▶ [WORK TO BE COMPLETED]: Make an exact copy of the records, with the images left out.

== TASK DATA ==

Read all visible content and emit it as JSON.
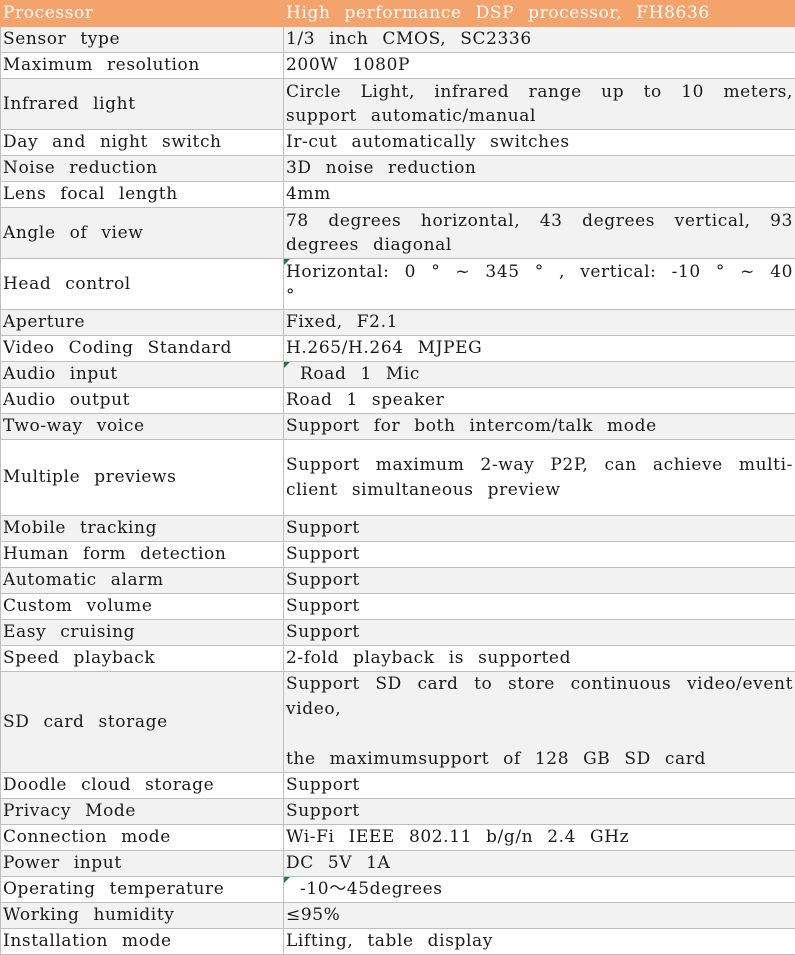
{
  "header": {
    "label": "Processor",
    "value": "High performance DSP processor, FH8636"
  },
  "rows": [
    {
      "label": "Sensor type",
      "value": "1/3 inch CMOS, SC2336"
    },
    {
      "label": "Maximum resolution",
      "value": "200W 1080P"
    },
    {
      "label": "Infrared light",
      "value": "Circle Light, infrared range up to 10 meters, support automatic/manual"
    },
    {
      "label": "Day and night switch",
      "value": "Ir-cut automatically switches"
    },
    {
      "label": "Noise reduction",
      "value": "3D noise reduction"
    },
    {
      "label": "Lens focal length",
      "value": "4mm"
    },
    {
      "label": "Angle of view",
      "value": "78 degrees horizontal, 43 degrees vertical, 93 degrees diagonal"
    },
    {
      "label": "Head control",
      "value": "Horizontal: 0 ° ~ 345 ° , vertical: -10 ° ~ 40 °"
    },
    {
      "label": "Aperture",
      "value": "Fixed, F2.1"
    },
    {
      "label": "Video Coding Standard",
      "value": "H.265/H.264 MJPEG"
    },
    {
      "label": "Audio input",
      "value": " Road 1 Mic"
    },
    {
      "label": "Audio output",
      "value": "Road 1 speaker"
    },
    {
      "label": "Two-way voice",
      "value": "Support for both intercom/talk mode"
    },
    {
      "label": "Multiple previews",
      "value": "Support maximum 2-way P2P, can achieve multi-client simultaneous preview"
    },
    {
      "label": "Mobile tracking",
      "value": "Support"
    },
    {
      "label": "Human form detection",
      "value": "Support"
    },
    {
      "label": "Automatic alarm",
      "value": "Support"
    },
    {
      "label": "Custom volume",
      "value": "Support"
    },
    {
      "label": "Easy cruising",
      "value": "Support"
    },
    {
      "label": "Speed playback",
      "value": "2-fold playback is supported"
    },
    {
      "label": "SD card storage",
      "value": "Support SD card to store continuous video/event video,\n\nthe maximumsupport of 128 GB SD card"
    },
    {
      "label": "Doodle cloud storage",
      "value": "Support"
    },
    {
      "label": "Privacy Mode",
      "value": "Support"
    },
    {
      "label": "Connection mode",
      "value": "Wi-Fi IEEE 802.11 b/g/n 2.4 GHz"
    },
    {
      "label": "Power input",
      "value": "DC 5V 1A"
    },
    {
      "label": "Operating temperature",
      "value": " -10～45degrees"
    },
    {
      "label": "Working humidity",
      "value": "≤95%"
    },
    {
      "label": "Installation mode",
      "value": "Lifting, table display"
    }
  ]
}
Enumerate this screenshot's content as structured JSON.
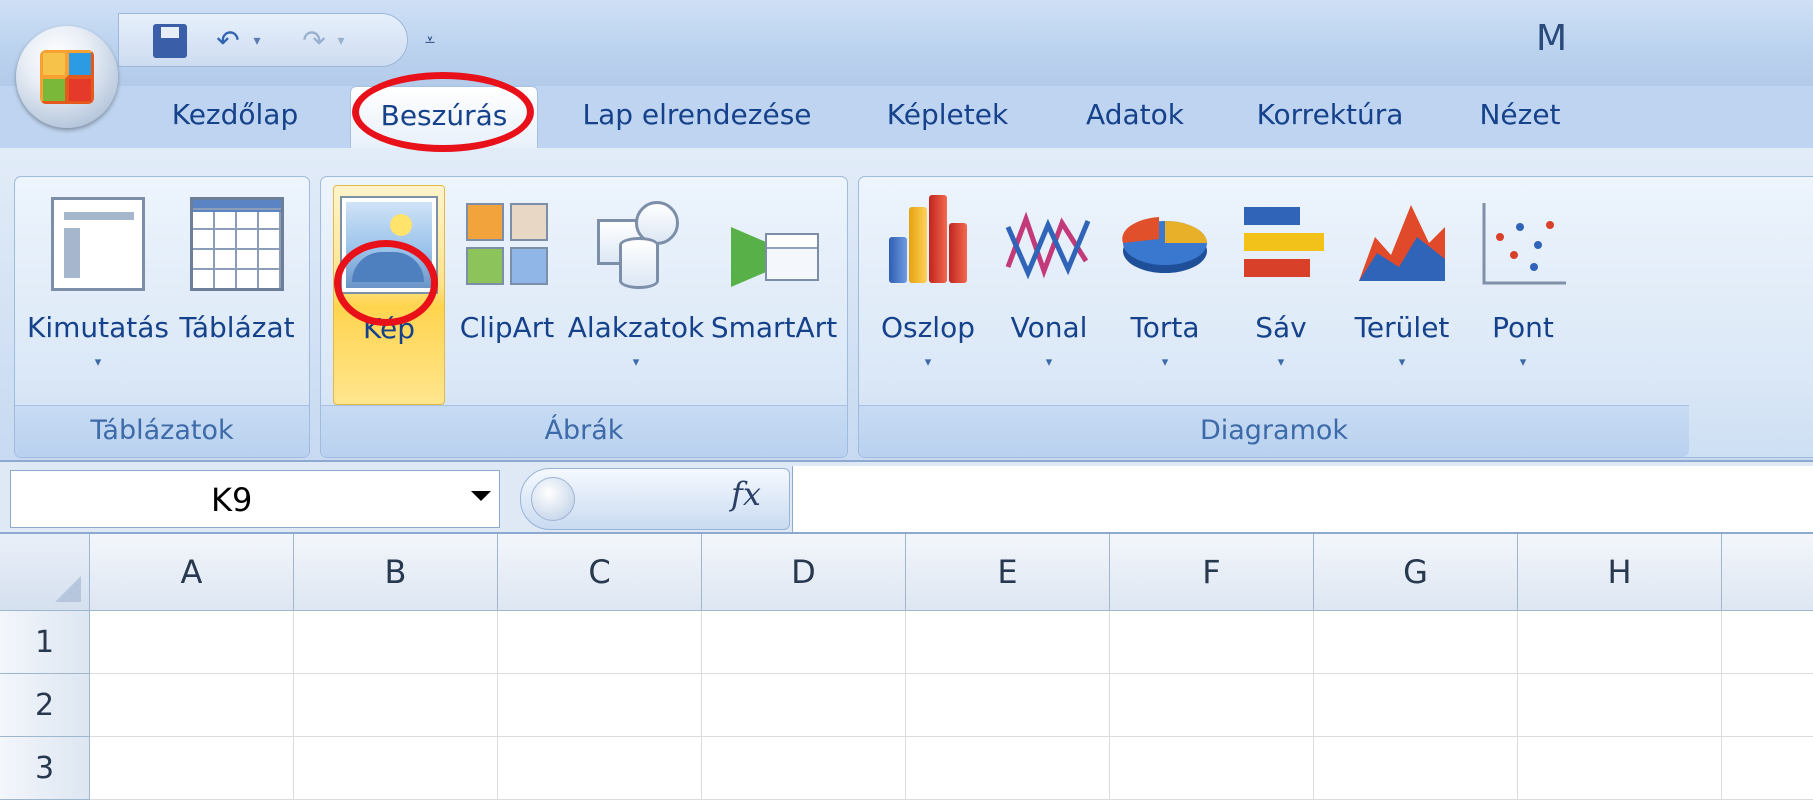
{
  "title_partial": "M",
  "quick_access": {
    "save_icon": "save-icon",
    "undo_icon": "undo-icon",
    "redo_icon": "redo-icon",
    "customize_icon": "customize-qat-icon"
  },
  "tabs": [
    {
      "label": "Kezdőlap",
      "active": false
    },
    {
      "label": "Beszúrás",
      "active": true
    },
    {
      "label": "Lap elrendezése",
      "active": false
    },
    {
      "label": "Képletek",
      "active": false
    },
    {
      "label": "Adatok",
      "active": false
    },
    {
      "label": "Korrektúra",
      "active": false
    },
    {
      "label": "Nézet",
      "active": false
    }
  ],
  "groups": {
    "tablazatok": {
      "label": "Táblázatok",
      "buttons": [
        {
          "label": "Kimutatás",
          "icon": "pivot-table-icon",
          "dropdown": true
        },
        {
          "label": "Táblázat",
          "icon": "table-icon",
          "dropdown": false
        }
      ]
    },
    "abrak": {
      "label": "Ábrák",
      "buttons": [
        {
          "label": "Kép",
          "icon": "picture-icon",
          "dropdown": false,
          "highlighted": true
        },
        {
          "label": "ClipArt",
          "icon": "clipart-icon",
          "dropdown": false
        },
        {
          "label": "Alakzatok",
          "icon": "shapes-icon",
          "dropdown": true
        },
        {
          "label": "SmartArt",
          "icon": "smartart-icon",
          "dropdown": false
        }
      ]
    },
    "diagramok": {
      "label": "Diagramok",
      "buttons": [
        {
          "label": "Oszlop",
          "icon": "column-chart-icon",
          "dropdown": true
        },
        {
          "label": "Vonal",
          "icon": "line-chart-icon",
          "dropdown": true
        },
        {
          "label": "Torta",
          "icon": "pie-chart-icon",
          "dropdown": true
        },
        {
          "label": "Sáv",
          "icon": "bar-chart-icon",
          "dropdown": true
        },
        {
          "label": "Terület",
          "icon": "area-chart-icon",
          "dropdown": true
        },
        {
          "label": "Pont",
          "icon": "scatter-chart-icon",
          "dropdown": true
        }
      ]
    }
  },
  "dropdown_glyph": "▾",
  "formula_bar": {
    "name_box": "K9",
    "fx_label": "fx",
    "formula": ""
  },
  "grid": {
    "columns": [
      "A",
      "B",
      "C",
      "D",
      "E",
      "F",
      "G",
      "H"
    ],
    "rows": [
      "1",
      "2",
      "3"
    ]
  },
  "annotations": {
    "highlight_color": "#e8111a",
    "circled": [
      "Beszúrás",
      "Kép"
    ]
  },
  "colors": {
    "accent": "#15428b",
    "ribbon_bg": "#d2e1f4",
    "highlight_button": "#ffd44e"
  }
}
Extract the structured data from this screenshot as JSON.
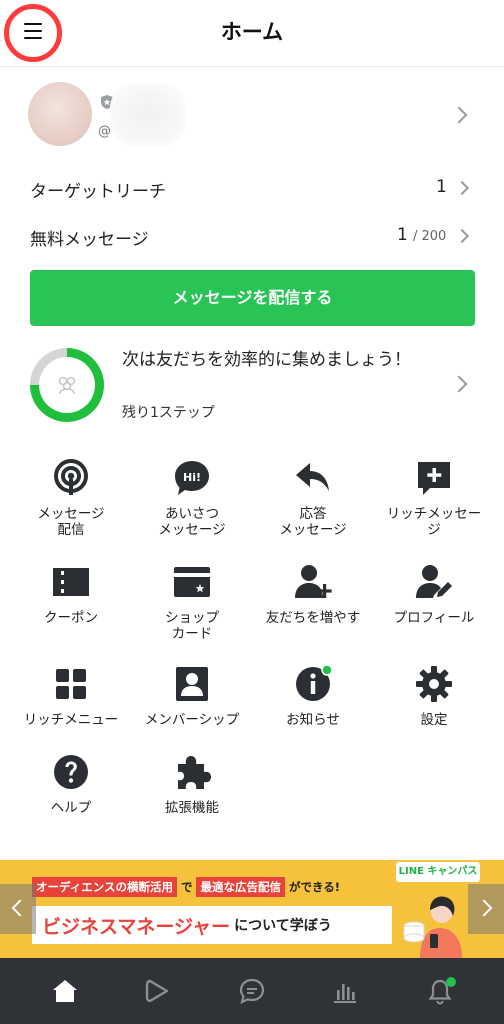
{
  "header": {
    "title": "ホーム"
  },
  "profile": {
    "at_symbol": "@"
  },
  "stats": {
    "target_reach_label": "ターゲットリーチ",
    "target_reach_value": "1",
    "free_messages_label": "無料メッセージ",
    "free_messages_value": "1",
    "free_messages_limit": "/ 200"
  },
  "cta": {
    "label": "メッセージを配信する"
  },
  "progress": {
    "title": "次は友だちを効率的に集めましょう！",
    "subtitle": "残り1ステップ",
    "fraction": 0.75
  },
  "features": [
    {
      "label": "メッセージ\n配信",
      "icon": "broadcast-icon"
    },
    {
      "label": "あいさつ\nメッセージ",
      "icon": "hi-bubble-icon"
    },
    {
      "label": "応答\nメッセージ",
      "icon": "reply-arrow-icon"
    },
    {
      "label": "リッチメッセー\nジ",
      "icon": "rich-message-icon"
    },
    {
      "label": "クーポン",
      "icon": "coupon-icon"
    },
    {
      "label": "ショップ\nカード",
      "icon": "shop-card-icon"
    },
    {
      "label": "友だちを増やす",
      "icon": "add-friend-icon"
    },
    {
      "label": "プロフィール",
      "icon": "profile-edit-icon"
    },
    {
      "label": "リッチメニュー",
      "icon": "rich-menu-icon"
    },
    {
      "label": "メンバーシップ",
      "icon": "membership-icon"
    },
    {
      "label": "お知らせ",
      "icon": "info-icon"
    },
    {
      "label": "設定",
      "icon": "gear-icon"
    },
    {
      "label": "ヘルプ",
      "icon": "help-icon"
    },
    {
      "label": "拡張機能",
      "icon": "puzzle-icon"
    }
  ],
  "banner": {
    "tag": "LINE キャンパス",
    "line1_a": "オーディエンスの横断活用",
    "line1_b": "で",
    "line1_c": "最適な広告配信",
    "line1_d": "ができる!",
    "line2_a": "ビジネスマネージャー",
    "line2_b": "について学ぼう"
  },
  "colors": {
    "accent_green": "#28c455",
    "highlight_red": "#ff3b3b",
    "banner_yellow": "#f6c23c",
    "nav_bg": "#2f3237"
  },
  "bottom_nav": [
    "home-icon",
    "voom-play-icon",
    "chat-icon",
    "analytics-icon",
    "notification-bell-icon"
  ]
}
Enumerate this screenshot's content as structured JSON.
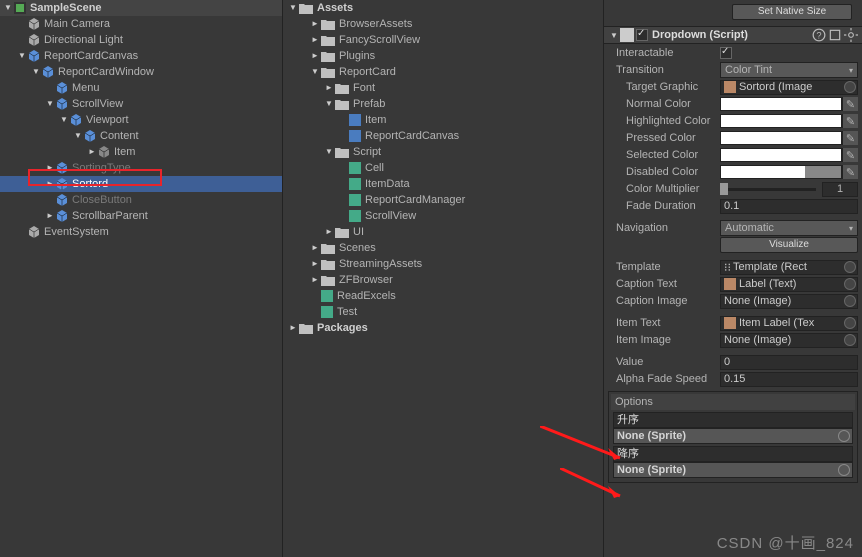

===

▶ [PROBLEM SOLUTION]:
Read all visible content and emit it as JSON.
{
  "header": {
    "label": "Processor",
    "value": "High performance DSP processor, FH8636"
  },
  "rows": [
    {
      "label": "Sensor type",
      "value": "1/3 inch CMOS, SC2336"
    },
    {
      "label": "Maximum resolution",
      "value": "200W 1080P"
    },
    {
      "label": "Infrared light",
      "value": "Circle Light, infrared range up to 10 meters, support automatic/manual"
    },
    {
      "label": "Day and night switch",
      "value": "Ir-cut automatically switches"
    },
    {
      "label": "Noise reduction",
      "value": "3D noise reduction"
    },
    {
      "label": "Lens focal length",
      "value": "4mm"
    },
    {
      "label": "Angle of view",
      "value": "78 degrees horizontal, 43 degrees vertical, 93 degrees diagonal"
    },
    {
      "label": "Head control",
      "value": "Horizontal: 0 ° ~ 345 ° , vertical: -10 ° ~ 40 °"
    },
    {
      "label": "Aperture",
      "value": "Fixed, F2.1"
    },
    {
      "label": "Video Coding Standard",
      "value": "H.265/H.264 MJPEG"
    },
    {
      "label": "Audio input",
      "value": " Road 1 Mic"
    },
    {
      "label": "Audio output",
      "value": "Road 1 speaker"
    },
    {
      "label": "Two-way voice",
      "value": "Support for both intercom/talk mode"
    },
    {
      "label": "Multiple previews",
      "value": "Support maximum 2-way P2P, can achieve multi-client simultaneous preview"
    },
    {
      "label": "Mobile tracking",
      "value": "Support"
    },
    {
      "label": "Human form detection",
      "value": "Support"
    },
    {
      "label": "Automatic alarm",
      "value": "Support"
    },
    {
      "label": "Custom volume",
      "value": "Support"
    },
    {
      "label": "Easy cruising",
      "value": "Support"
    },
    {
      "label": "Speed playback",
      "value": "2-fold playback is supported"
    },
    {
      "label": "SD card storage",
      "value": "Support SD card to store continuous video/event video,\n\nthe maximumsupport of 128 GB SD card"
    },
    {
      "label": "Doodle cloud storage",
      "value": "Support"
    },
    {
      "label": "Privacy Mode",
      "value": "Support"
    },
    {
      "label": "Connection mode",
      "value": "Wi-Fi IEEE 802.11 b/g/n 2.4 GHz"
    },
    {
      "label": "Power input",
      "value": "DC 5V 1A"
    },
    {
      "label": "Operating temperature",
      "value": " -10～45degrees"
    },
    {
      "label": "Working humidity",
      "value": "≤95%"
    },
    {
      "label": "Installation mode",
      "value": "Lifting, table display"
    }
  ]
}
Enumerate this screenshot's content as structured JSON.
{
  "title_partial": "M",
  "quick_access": {
    "save_icon": "save-icon",
    "undo_icon": "undo-icon",
    "redo_icon": "redo-icon",
    "customize_icon": "customize-qat-icon"
  },
  "tabs": [
    {
      "label": "Kezdőlap",
      "active": false
    },
    {
      "label": "Beszúrás",
      "active": true
    },
    {
      "label": "Lap elrendezése",
      "active": false
    },
    {
      "label": "Képletek",
      "active": false
    },
    {
      "label": "Adatok",
      "active": false
    },
    {
      "label": "Korrektúra",
      "active": false
    },
    {
      "label": "Nézet",
      "active": false
    }
  ],
  "groups": {
    "tablazatok": {
      "label": "Táblázatok",
      "buttons": [
        {
          "label": "Kimutatás",
          "icon": "pivot-table-icon",
          "dropdown": true
        },
        {
          "label": "Táblázat",
          "icon": "table-icon",
          "dropdown": false
        }
      ]
    },
    "abrak": {
      "label": "Ábrák",
      "buttons": [
        {
          "label": "Kép",
          "icon": "picture-icon",
          "dropdown": false,
          "highlighted": true
        },
        {
          "label": "ClipArt",
          "icon": "clipart-icon",
          "dropdown": false
        },
        {
          "label": "Alakzatok",
          "icon": "shapes-icon",
          "dropdown": true
        },
        {
          "label": "SmartArt",
          "icon": "smartart-icon",
          "dropdown": false
        }
      ]
    },
    "diagramok": {
      "label": "Diagramok",
      "buttons": [
        {
          "label": "Oszlop",
          "icon": "column-chart-icon",
          "dropdown": true
        },
        {
          "label": "Vonal",
          "icon": "line-chart-icon",
          "dropdown": true
        },
        {
          "label": "Torta",
          "icon": "pie-chart-icon",
          "dropdown": true
        },
        {
          "label": "Sáv",
          "icon": "bar-chart-icon",
          "dropdown": true
        },
        {
          "label": "Terület",
          "icon": "area-chart-icon",
          "dropdown": true
        },
        {
          "label": "Pont",
          "icon": "scatter-chart-icon",
          "dropdown": true
        }
      ]
    }
  },
  "dropdown_glyph": "▾",
  "formula_bar": {
    "name_box": "K9",
    "fx_label": "fx",
    "formula": ""
  },
  "grid": {
    "columns": [
      "A",
      "B",
      "C",
      "D",
      "E",
      "F",
      "G",
      "H"
    ],
    "rows": [
      "1",
      "2",
      "3"
    ]
  },
  "annotations": {
    "highlight_color": "#e8111a",
    "circled": [
      "Beszúrás",
      "Kép"
    ]
  },
  "colors": {
    "accent": "#15428b",
    "ribbon_bg": "#d2e1f4",
    "highlight_button": "#ffd44e"
  }
}
Extract the structured data from this screenshot as JSON.
{
  "header": {
    "title": "ホーム"
  },
  "profile": {
    "at_symbol": "@"
  },
  "stats": {
    "target_reach_label": "ターゲットリーチ",
    "target_reach_value": "1",
    "free_messages_label": "無料メッセージ",
    "free_messages_value": "1",
    "free_messages_limit": "/ 200"
  },
  "cta": {
    "label": "メッセージを配信する"
  },
  "progress": {
    "title": "次は友だちを効率的に集めましょう！",
    "subtitle": "残り1ステップ",
    "fraction": 0.75
  },
  "features": [
    {
      "label": "メッセージ\n配信",
      "icon": "broadcast-icon"
    },
    {
      "label": "あいさつ\nメッセージ",
      "icon": "hi-bubble-icon"
    },
    {
      "label": "応答\nメッセージ",
      "icon": "reply-arrow-icon"
    },
    {
      "label": "リッチメッセー\nジ",
      "icon": "rich-message-icon"
    },
    {
      "label": "クーポン",
      "icon": "coupon-icon"
    },
    {
      "label": "ショップ\nカード",
      "icon": "shop-card-icon"
    },
    {
      "label": "友だちを増やす",
      "icon": "add-friend-icon"
    },
    {
      "label": "プロフィール",
      "icon": "profile-edit-icon"
    },
    {
      "label": "リッチメニュー",
      "icon": "rich-menu-icon"
    },
    {
      "label": "メンバーシップ",
      "icon": "membership-icon"
    },
    {
      "label": "お知らせ",
      "icon": "info-icon"
    },
    {
      "label": "設定",
      "icon": "gear-icon"
    },
    {
      "label": "ヘルプ",
      "icon": "help-icon"
    },
    {
      "label": "拡張機能",
      "icon": "puzzle-icon"
    }
  ],
  "banner": {
    "tag": "LINE キャンパス",
    "line1_a": "オーディエンスの横断活用",
    "line1_b": "で",
    "line1_c": "最適な広告配信",
    "line1_d": "ができる!",
    "line2_a": "ビジネスマネージャー",
    "line2_b": "について学ぼう"
  },
  "colors": {
    "accent_green": "#28c455",
    "highlight_red": "#ff3b3b",
    "banner_yellow": "#f6c23c",
    "nav_bg": "#2f3237"
  },
  "bottom_nav": [
    "home-icon",
    "voom-play-icon",
    "chat-icon",
    "analytics-icon",
    "notification-bell-icon"
  ]
}
Enumerate this screenshot's content as structured JSON.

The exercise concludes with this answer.